▶ **Figure content listings**:
+-------+
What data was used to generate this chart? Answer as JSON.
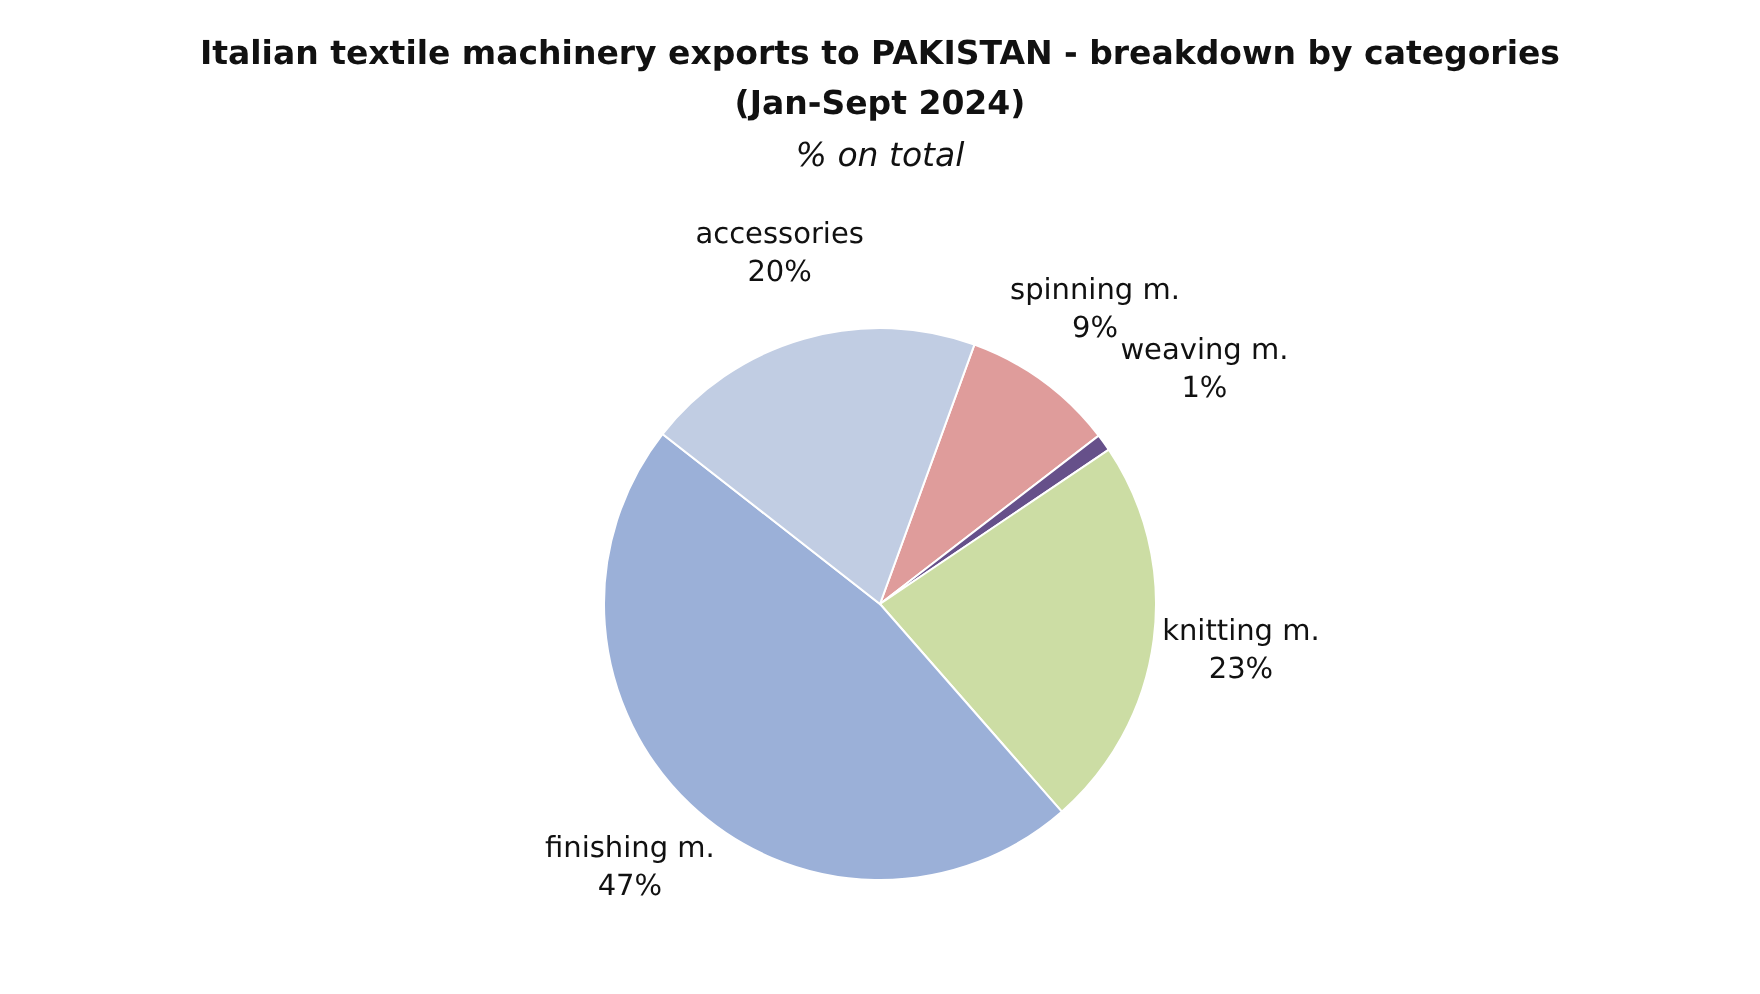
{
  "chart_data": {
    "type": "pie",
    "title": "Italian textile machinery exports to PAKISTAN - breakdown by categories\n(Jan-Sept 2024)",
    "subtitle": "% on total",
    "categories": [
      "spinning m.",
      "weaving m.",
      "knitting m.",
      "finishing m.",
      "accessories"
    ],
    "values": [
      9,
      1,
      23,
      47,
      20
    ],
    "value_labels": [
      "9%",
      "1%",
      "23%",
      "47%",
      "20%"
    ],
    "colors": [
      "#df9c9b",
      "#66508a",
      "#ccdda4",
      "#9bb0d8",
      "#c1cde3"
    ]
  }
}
+-------+
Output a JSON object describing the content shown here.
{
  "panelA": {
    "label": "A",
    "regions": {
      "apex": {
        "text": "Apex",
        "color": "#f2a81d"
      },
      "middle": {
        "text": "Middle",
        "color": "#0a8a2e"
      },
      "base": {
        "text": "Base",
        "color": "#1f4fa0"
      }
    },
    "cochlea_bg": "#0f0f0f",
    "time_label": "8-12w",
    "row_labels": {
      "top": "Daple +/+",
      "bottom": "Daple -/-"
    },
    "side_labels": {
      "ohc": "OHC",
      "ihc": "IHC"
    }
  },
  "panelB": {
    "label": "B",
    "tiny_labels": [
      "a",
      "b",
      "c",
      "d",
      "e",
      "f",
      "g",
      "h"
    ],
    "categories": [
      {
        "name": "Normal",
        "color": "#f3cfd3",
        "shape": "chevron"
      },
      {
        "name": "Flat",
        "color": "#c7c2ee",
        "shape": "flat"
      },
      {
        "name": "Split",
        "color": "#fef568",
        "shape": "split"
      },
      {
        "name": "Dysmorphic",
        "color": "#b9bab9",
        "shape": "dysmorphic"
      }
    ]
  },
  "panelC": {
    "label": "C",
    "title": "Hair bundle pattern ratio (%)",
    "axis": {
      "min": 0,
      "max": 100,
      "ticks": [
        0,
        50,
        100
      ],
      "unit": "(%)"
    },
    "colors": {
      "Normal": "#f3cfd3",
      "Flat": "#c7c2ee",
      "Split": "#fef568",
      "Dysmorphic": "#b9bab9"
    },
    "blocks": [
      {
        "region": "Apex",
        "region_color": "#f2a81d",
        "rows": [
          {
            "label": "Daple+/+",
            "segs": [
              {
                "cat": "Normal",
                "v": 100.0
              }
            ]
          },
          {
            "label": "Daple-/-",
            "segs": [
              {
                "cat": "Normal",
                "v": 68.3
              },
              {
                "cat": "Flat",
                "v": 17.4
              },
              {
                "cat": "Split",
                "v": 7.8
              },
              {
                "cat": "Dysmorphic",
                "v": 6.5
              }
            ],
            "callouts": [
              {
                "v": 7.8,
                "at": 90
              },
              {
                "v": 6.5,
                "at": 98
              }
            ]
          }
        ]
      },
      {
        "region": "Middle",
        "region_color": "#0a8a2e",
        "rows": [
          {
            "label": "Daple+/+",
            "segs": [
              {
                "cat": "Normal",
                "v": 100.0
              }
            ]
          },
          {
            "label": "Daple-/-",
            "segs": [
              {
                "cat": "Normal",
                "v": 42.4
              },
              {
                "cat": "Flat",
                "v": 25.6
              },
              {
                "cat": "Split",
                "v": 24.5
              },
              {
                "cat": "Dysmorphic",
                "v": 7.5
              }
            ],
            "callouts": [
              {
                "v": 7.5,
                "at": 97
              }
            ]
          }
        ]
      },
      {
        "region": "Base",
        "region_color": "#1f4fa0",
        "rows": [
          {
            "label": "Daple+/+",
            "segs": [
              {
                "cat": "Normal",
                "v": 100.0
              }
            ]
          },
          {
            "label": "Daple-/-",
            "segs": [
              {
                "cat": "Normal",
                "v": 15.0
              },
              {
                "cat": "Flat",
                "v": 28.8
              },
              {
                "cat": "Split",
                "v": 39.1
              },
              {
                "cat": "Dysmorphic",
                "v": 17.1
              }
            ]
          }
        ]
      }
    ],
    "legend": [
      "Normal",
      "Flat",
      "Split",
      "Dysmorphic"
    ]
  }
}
+-------+
Look through the entries above; copy each line where the string "name" appears.

▶ **Answer to this problem**:
        "name": "Normal",
        "name": "Flat",
        "name": "Split",
        "name": "Dysmorphic",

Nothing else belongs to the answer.